** START OF Supplied entries **

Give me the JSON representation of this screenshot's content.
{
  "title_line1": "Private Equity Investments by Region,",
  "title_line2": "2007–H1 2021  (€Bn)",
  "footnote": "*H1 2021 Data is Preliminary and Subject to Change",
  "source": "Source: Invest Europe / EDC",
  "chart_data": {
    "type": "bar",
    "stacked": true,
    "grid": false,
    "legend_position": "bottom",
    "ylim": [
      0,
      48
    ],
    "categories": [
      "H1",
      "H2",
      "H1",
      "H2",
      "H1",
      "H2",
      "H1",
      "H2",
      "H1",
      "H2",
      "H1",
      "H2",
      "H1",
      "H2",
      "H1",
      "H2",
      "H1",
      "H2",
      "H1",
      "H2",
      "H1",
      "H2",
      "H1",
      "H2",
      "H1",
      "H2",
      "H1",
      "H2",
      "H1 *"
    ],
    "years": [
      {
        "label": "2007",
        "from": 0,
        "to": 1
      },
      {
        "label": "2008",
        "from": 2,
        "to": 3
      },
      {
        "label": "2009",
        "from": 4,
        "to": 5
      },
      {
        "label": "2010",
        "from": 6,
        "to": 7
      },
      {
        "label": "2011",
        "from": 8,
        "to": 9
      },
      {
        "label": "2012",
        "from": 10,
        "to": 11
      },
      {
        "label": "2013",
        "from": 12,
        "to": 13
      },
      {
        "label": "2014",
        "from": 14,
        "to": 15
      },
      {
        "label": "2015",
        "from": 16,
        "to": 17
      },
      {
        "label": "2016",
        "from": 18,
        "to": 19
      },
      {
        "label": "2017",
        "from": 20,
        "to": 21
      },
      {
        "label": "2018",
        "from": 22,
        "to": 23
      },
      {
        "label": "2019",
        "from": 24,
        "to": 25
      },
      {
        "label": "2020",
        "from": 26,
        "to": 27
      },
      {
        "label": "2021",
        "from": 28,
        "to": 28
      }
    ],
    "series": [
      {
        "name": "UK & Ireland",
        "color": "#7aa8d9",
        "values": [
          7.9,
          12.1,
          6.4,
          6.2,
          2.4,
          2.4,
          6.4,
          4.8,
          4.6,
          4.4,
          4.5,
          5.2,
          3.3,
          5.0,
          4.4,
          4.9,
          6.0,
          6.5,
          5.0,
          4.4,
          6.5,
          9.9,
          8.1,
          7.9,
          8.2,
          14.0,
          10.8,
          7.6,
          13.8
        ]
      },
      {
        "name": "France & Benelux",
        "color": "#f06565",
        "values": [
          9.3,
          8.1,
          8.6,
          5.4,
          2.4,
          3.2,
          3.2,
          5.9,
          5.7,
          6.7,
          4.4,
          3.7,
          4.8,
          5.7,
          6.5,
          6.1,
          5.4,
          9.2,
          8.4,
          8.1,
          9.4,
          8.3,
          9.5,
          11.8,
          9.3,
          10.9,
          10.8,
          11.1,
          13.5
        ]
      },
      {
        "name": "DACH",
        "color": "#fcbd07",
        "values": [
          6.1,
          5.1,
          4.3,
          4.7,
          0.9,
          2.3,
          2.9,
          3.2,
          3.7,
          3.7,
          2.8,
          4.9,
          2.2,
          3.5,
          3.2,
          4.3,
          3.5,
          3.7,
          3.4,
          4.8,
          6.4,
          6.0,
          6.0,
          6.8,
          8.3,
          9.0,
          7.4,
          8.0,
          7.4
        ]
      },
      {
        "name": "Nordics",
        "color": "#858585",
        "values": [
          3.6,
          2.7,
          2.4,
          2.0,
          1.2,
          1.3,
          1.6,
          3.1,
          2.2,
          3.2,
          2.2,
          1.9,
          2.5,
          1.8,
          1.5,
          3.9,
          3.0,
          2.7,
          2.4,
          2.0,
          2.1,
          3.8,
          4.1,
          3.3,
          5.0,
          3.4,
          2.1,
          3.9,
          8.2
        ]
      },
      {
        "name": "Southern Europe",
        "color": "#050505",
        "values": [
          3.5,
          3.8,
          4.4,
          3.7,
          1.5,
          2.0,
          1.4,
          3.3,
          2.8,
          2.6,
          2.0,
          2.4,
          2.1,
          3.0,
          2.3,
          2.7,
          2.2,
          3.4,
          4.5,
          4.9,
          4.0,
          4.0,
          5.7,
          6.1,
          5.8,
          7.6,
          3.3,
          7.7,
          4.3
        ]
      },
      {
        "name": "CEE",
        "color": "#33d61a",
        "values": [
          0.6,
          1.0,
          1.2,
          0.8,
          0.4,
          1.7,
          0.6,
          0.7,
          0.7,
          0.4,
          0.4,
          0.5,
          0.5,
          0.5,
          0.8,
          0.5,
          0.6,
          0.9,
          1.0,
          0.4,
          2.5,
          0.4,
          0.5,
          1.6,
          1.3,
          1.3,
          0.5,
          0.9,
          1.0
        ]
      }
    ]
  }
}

** END OF Supplied entries **
** START OF Supplied entries **

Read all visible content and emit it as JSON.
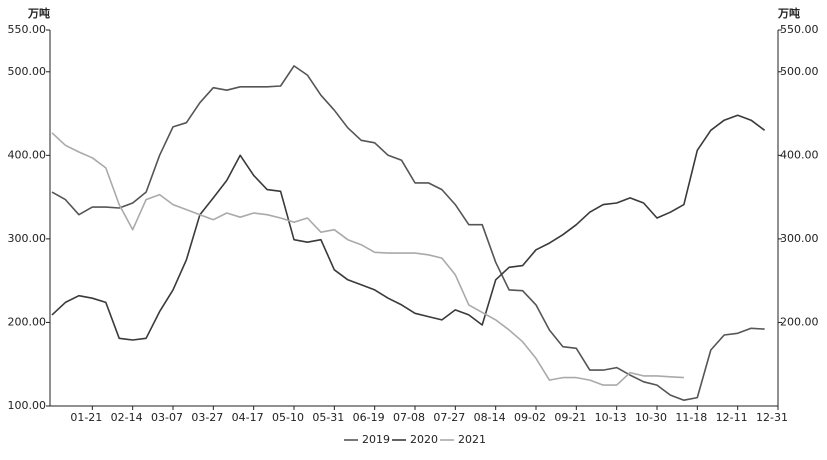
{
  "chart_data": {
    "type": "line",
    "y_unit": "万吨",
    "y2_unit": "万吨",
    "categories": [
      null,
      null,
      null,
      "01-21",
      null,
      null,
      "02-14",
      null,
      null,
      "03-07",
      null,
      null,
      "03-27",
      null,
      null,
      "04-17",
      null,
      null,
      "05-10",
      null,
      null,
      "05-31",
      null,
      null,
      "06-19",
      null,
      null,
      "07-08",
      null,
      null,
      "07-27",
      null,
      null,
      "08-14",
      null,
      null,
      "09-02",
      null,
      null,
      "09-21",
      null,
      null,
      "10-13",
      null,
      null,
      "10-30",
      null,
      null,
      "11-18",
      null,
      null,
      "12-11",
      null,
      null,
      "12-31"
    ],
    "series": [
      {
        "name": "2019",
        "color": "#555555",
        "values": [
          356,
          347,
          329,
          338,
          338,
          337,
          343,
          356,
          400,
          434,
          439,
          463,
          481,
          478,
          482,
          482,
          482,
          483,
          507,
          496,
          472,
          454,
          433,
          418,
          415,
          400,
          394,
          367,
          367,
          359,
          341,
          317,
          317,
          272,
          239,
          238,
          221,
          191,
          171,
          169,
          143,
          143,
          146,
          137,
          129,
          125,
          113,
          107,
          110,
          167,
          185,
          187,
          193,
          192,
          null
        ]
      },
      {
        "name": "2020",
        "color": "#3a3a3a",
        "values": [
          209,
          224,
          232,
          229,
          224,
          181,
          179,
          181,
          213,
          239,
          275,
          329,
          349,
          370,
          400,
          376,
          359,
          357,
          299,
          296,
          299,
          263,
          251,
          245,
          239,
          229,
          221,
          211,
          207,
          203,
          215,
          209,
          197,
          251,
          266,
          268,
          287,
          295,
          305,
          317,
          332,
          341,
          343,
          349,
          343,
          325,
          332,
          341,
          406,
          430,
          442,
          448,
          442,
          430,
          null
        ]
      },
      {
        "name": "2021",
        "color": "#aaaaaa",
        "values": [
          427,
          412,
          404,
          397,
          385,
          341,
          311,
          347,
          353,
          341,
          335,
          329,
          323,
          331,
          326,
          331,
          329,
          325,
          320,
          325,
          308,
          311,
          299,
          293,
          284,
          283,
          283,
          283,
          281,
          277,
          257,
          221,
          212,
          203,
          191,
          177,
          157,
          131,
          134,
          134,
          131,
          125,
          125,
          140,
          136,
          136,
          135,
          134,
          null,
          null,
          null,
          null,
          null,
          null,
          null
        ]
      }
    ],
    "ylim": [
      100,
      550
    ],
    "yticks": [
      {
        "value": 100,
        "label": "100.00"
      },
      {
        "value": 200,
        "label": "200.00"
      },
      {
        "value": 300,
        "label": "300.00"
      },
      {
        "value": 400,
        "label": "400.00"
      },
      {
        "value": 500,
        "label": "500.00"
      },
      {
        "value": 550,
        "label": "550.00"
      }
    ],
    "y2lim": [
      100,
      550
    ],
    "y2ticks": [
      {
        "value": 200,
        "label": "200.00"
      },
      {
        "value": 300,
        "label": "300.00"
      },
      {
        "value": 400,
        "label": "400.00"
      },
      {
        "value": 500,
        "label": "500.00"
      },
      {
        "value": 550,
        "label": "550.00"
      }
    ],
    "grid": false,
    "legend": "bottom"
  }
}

** END OF Supplied entries **

Examine the listing and say how many of its lines contain the string "content". Give the number alone.

2